> [Exercise details]: Return every record below exactly as written, but leave out the pictures.
** BEGIN Supplied information **
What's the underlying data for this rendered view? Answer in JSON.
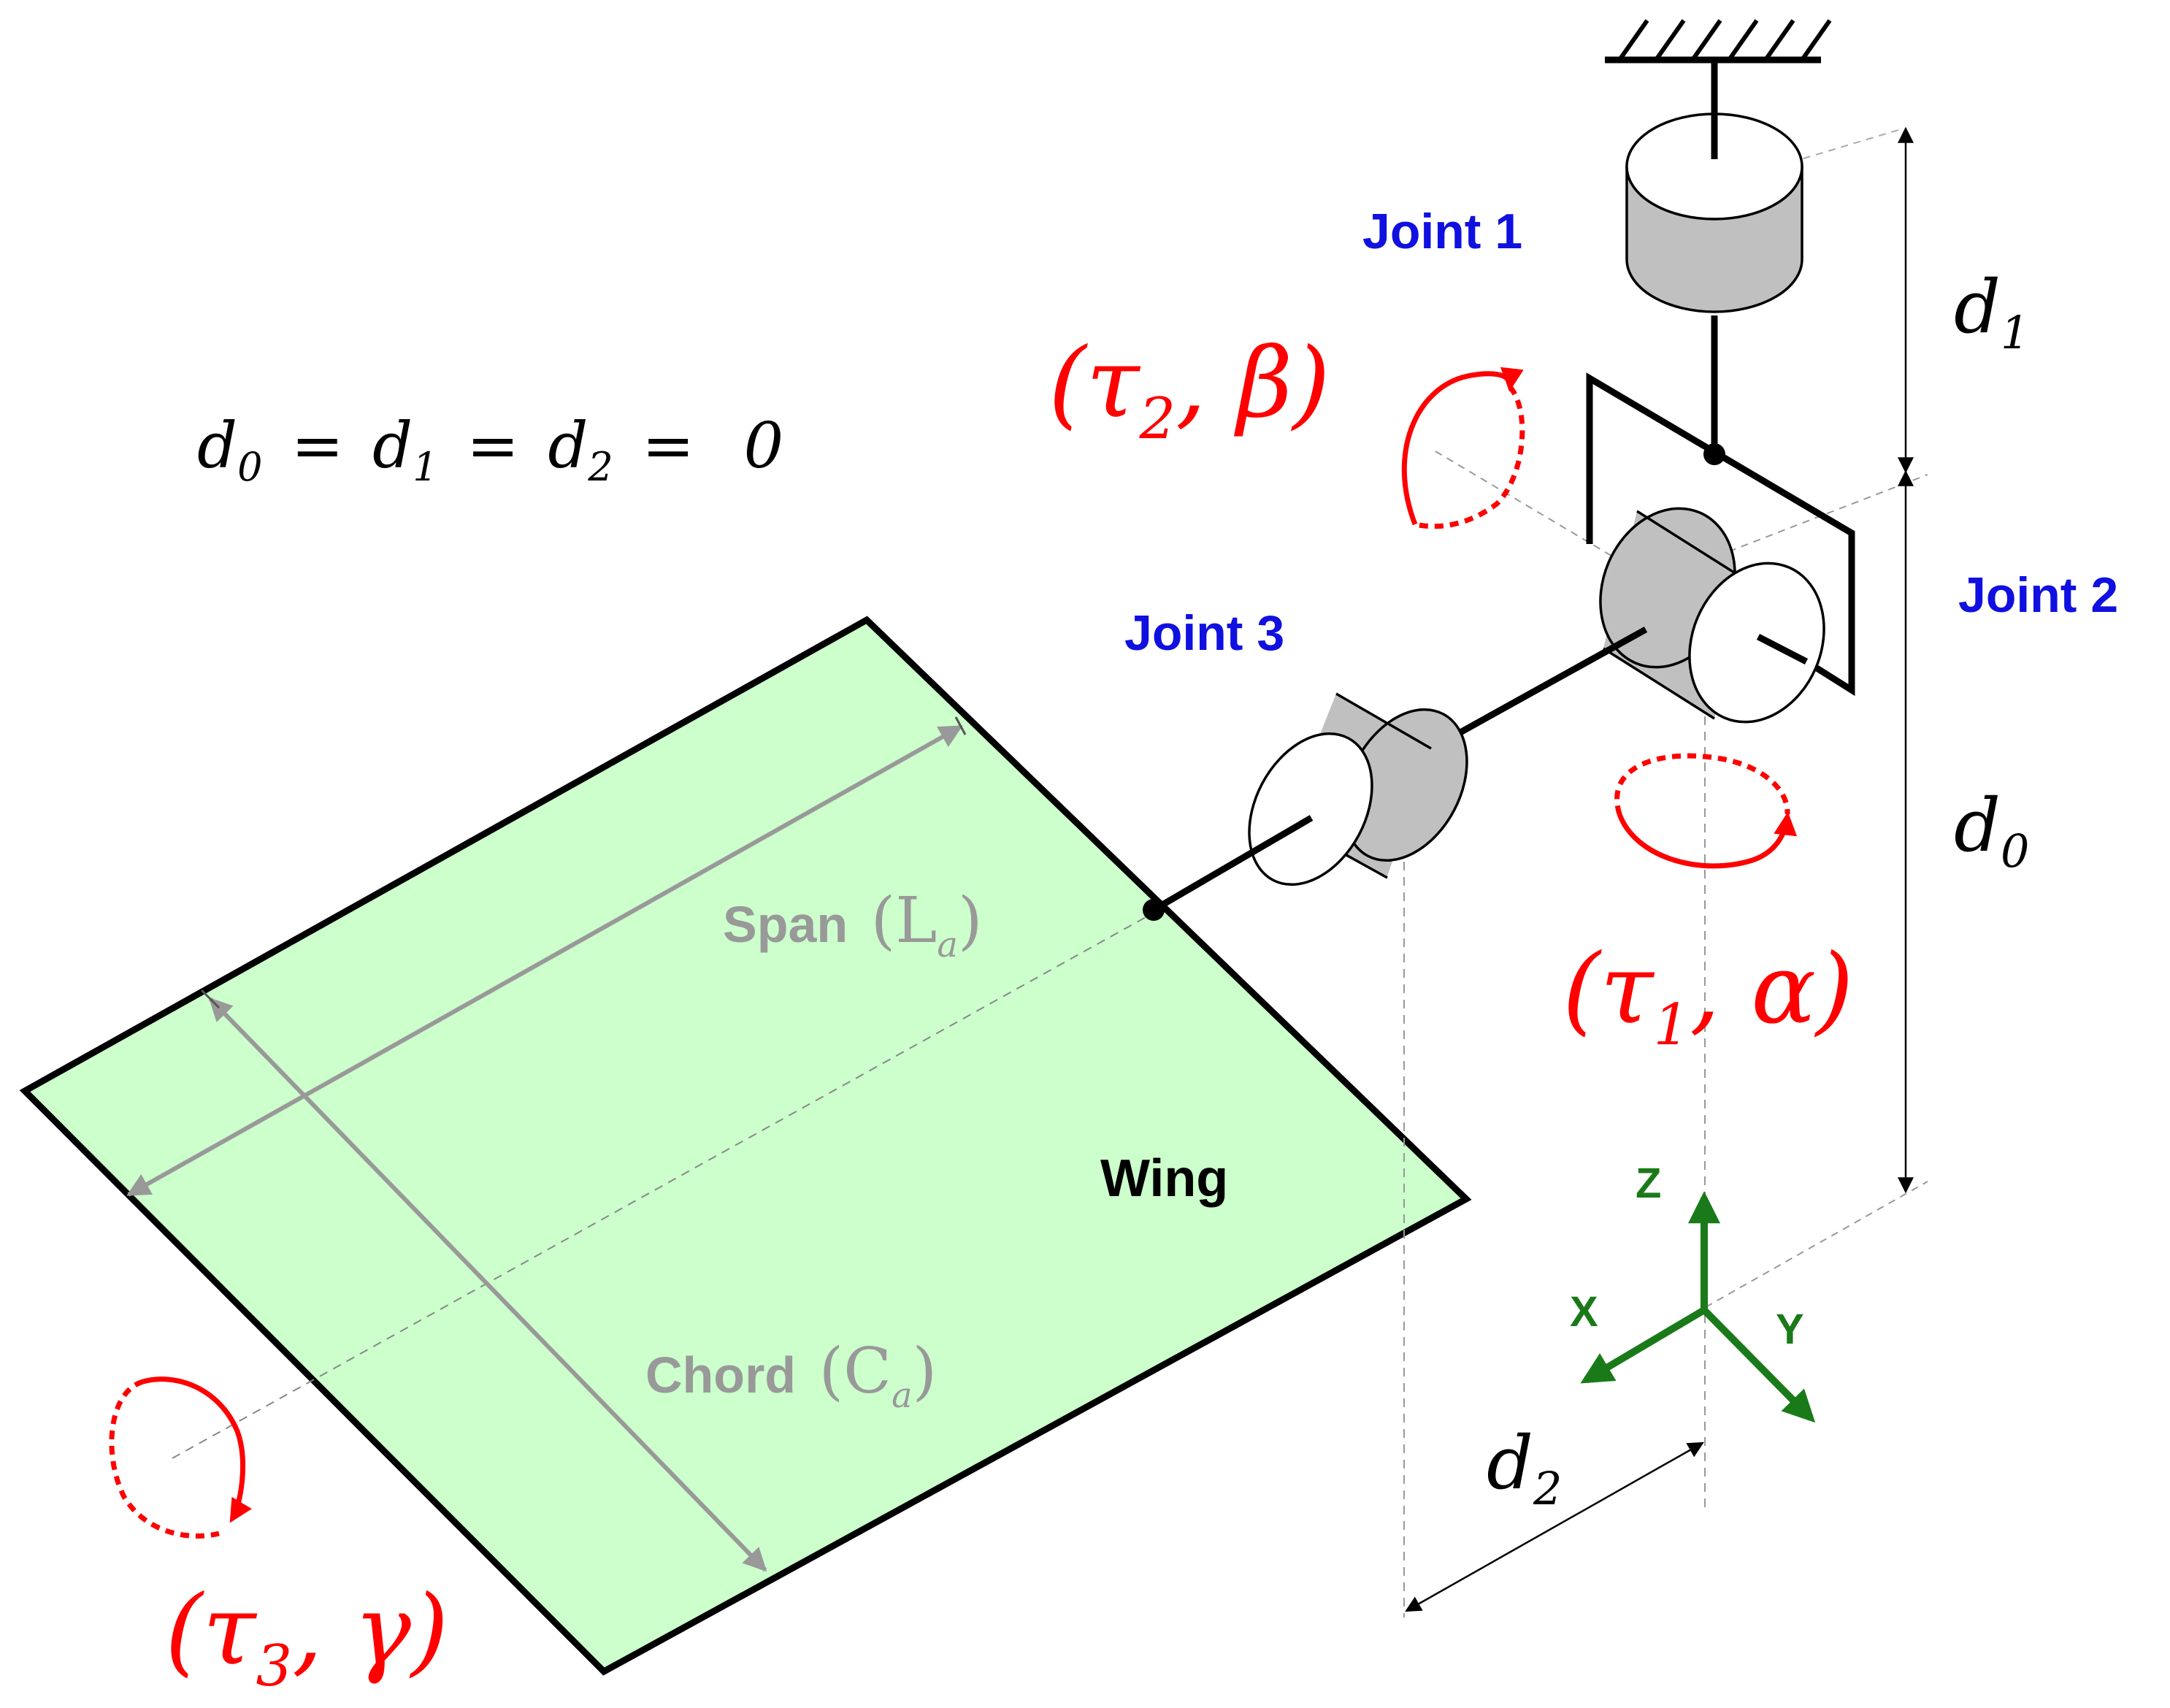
{
  "labels": {
    "joint1": "Joint 1",
    "joint2": "Joint 2",
    "joint3": "Joint 3",
    "wing": "Wing",
    "span": "Span",
    "span_sym": "(L",
    "span_sub": "a",
    "chord": "Chord",
    "chord_sym": "(C",
    "chord_sub": "a",
    "paren_close": ")",
    "equation": {
      "d": "d",
      "s0": "0",
      "s1": "1",
      "s2": "2",
      "eq": "=",
      "zero": "0"
    },
    "dims": {
      "d": "d",
      "d0_sub": "0",
      "d1_sub": "1",
      "d2_sub": "2"
    },
    "torques": {
      "t1": {
        "open": "(τ",
        "sub": "1",
        "rest": ", α)"
      },
      "t2": {
        "open": "(τ",
        "sub": "2",
        "rest": ", β)"
      },
      "t3": {
        "open": "(τ",
        "sub": "3",
        "rest": ", γ)"
      }
    },
    "axes": {
      "x": "X",
      "y": "Y",
      "z": "Z"
    }
  },
  "colors": {
    "joint_label": "#1010e0",
    "torque": "#ff0000",
    "axes": "#1a7a1a",
    "wing_fill": "#ccffcc",
    "dimension_gray": "#999999",
    "cylinder_fill": "#c0c0c0",
    "outline": "#000000"
  }
}
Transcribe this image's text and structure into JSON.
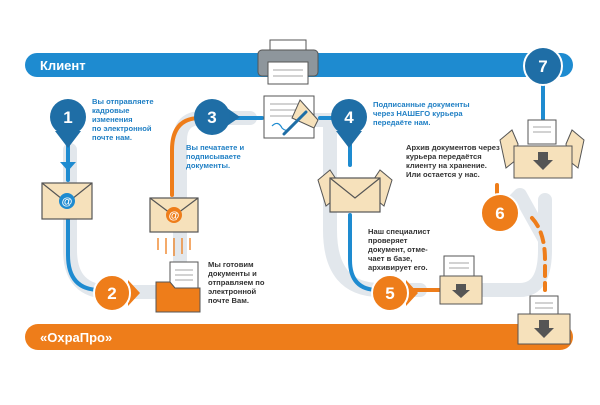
{
  "bars": {
    "client": {
      "label": "Клиент",
      "color": "#1e8bd0"
    },
    "company": {
      "label": "«ОхраПро»",
      "color": "#ee7d1a"
    }
  },
  "colors": {
    "blue": "#1e8bd0",
    "dark_blue": "#1f6ea6",
    "orange": "#ee7d1a",
    "gray_path": "#dde3e8",
    "envelope": "#f6e1bb"
  },
  "steps": [
    {
      "number": "1",
      "text": [
        "Вы отправляете",
        "кадровые",
        "изменения",
        "по электронной",
        "почте нам."
      ]
    },
    {
      "number": "2",
      "text": [
        "Мы готовим",
        "документы и",
        "отправляем по",
        "электронной",
        "почте Вам."
      ]
    },
    {
      "number": "3",
      "text": [
        "Вы печатаете и",
        "подписываете",
        "документы."
      ]
    },
    {
      "number": "4",
      "text": [
        "Подписанные документы",
        "через НАШЕГО курьера",
        "передаёте нам."
      ]
    },
    {
      "number": "5",
      "text": [
        "Наш специалист",
        "проверяет",
        "документ, отме-",
        "чает в базе,",
        "архивирует его."
      ]
    },
    {
      "number": "6",
      "text": []
    },
    {
      "number": "7",
      "text": [
        "Архив документов через",
        "курьера передаётся",
        "клиенту на хранение.",
        "Или остается у нас."
      ]
    }
  ],
  "icons": [
    "email-envelope-icon",
    "folder-icon",
    "printer-icon",
    "signing-hand-icon",
    "envelope-hands-icon",
    "archive-box-icon"
  ]
}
** END Supplied information **
> [Exercise output]:
What's the underlying data for this rendered view? Answer in JSON.
{
  "labels": {
    "joint1": "Joint 1",
    "joint2": "Joint 2",
    "joint3": "Joint 3",
    "wing": "Wing",
    "span": "Span",
    "span_sym": "(L",
    "span_sub": "a",
    "chord": "Chord",
    "chord_sym": "(C",
    "chord_sub": "a",
    "paren_close": ")",
    "equation": {
      "d": "d",
      "s0": "0",
      "s1": "1",
      "s2": "2",
      "eq": "=",
      "zero": "0"
    },
    "dims": {
      "d": "d",
      "d0_sub": "0",
      "d1_sub": "1",
      "d2_sub": "2"
    },
    "torques": {
      "t1": {
        "open": "(τ",
        "sub": "1",
        "rest": ", α)"
      },
      "t2": {
        "open": "(τ",
        "sub": "2",
        "rest": ", β)"
      },
      "t3": {
        "open": "(τ",
        "sub": "3",
        "rest": ", γ)"
      }
    },
    "axes": {
      "x": "X",
      "y": "Y",
      "z": "Z"
    }
  },
  "colors": {
    "joint_label": "#1010e0",
    "torque": "#ff0000",
    "axes": "#1a7a1a",
    "wing_fill": "#ccffcc",
    "dimension_gray": "#999999",
    "cylinder_fill": "#c0c0c0",
    "outline": "#000000"
  }
}
Transcribe this image's text and structure into JSON.
{
  "bars": {
    "client": {
      "label": "Клиент",
      "color": "#1e8bd0"
    },
    "company": {
      "label": "«ОхраПро»",
      "color": "#ee7d1a"
    }
  },
  "colors": {
    "blue": "#1e8bd0",
    "dark_blue": "#1f6ea6",
    "orange": "#ee7d1a",
    "gray_path": "#dde3e8",
    "envelope": "#f6e1bb"
  },
  "steps": [
    {
      "number": "1",
      "text": [
        "Вы отправляете",
        "кадровые",
        "изменения",
        "по электронной",
        "почте нам."
      ]
    },
    {
      "number": "2",
      "text": [
        "Мы готовим",
        "документы и",
        "отправляем по",
        "электронной",
        "почте Вам."
      ]
    },
    {
      "number": "3",
      "text": [
        "Вы печатаете и",
        "подписываете",
        "документы."
      ]
    },
    {
      "number": "4",
      "text": [
        "Подписанные документы",
        "через НАШЕГО курьера",
        "передаёте нам."
      ]
    },
    {
      "number": "5",
      "text": [
        "Наш специалист",
        "проверяет",
        "документ, отме-",
        "чает в базе,",
        "архивирует его."
      ]
    },
    {
      "number": "6",
      "text": []
    },
    {
      "number": "7",
      "text": [
        "Архив документов через",
        "курьера передаётся",
        "клиенту на хранение.",
        "Или остается у нас."
      ]
    }
  ],
  "icons": [
    "email-envelope-icon",
    "folder-icon",
    "printer-icon",
    "signing-hand-icon",
    "envelope-hands-icon",
    "archive-box-icon"
  ]
}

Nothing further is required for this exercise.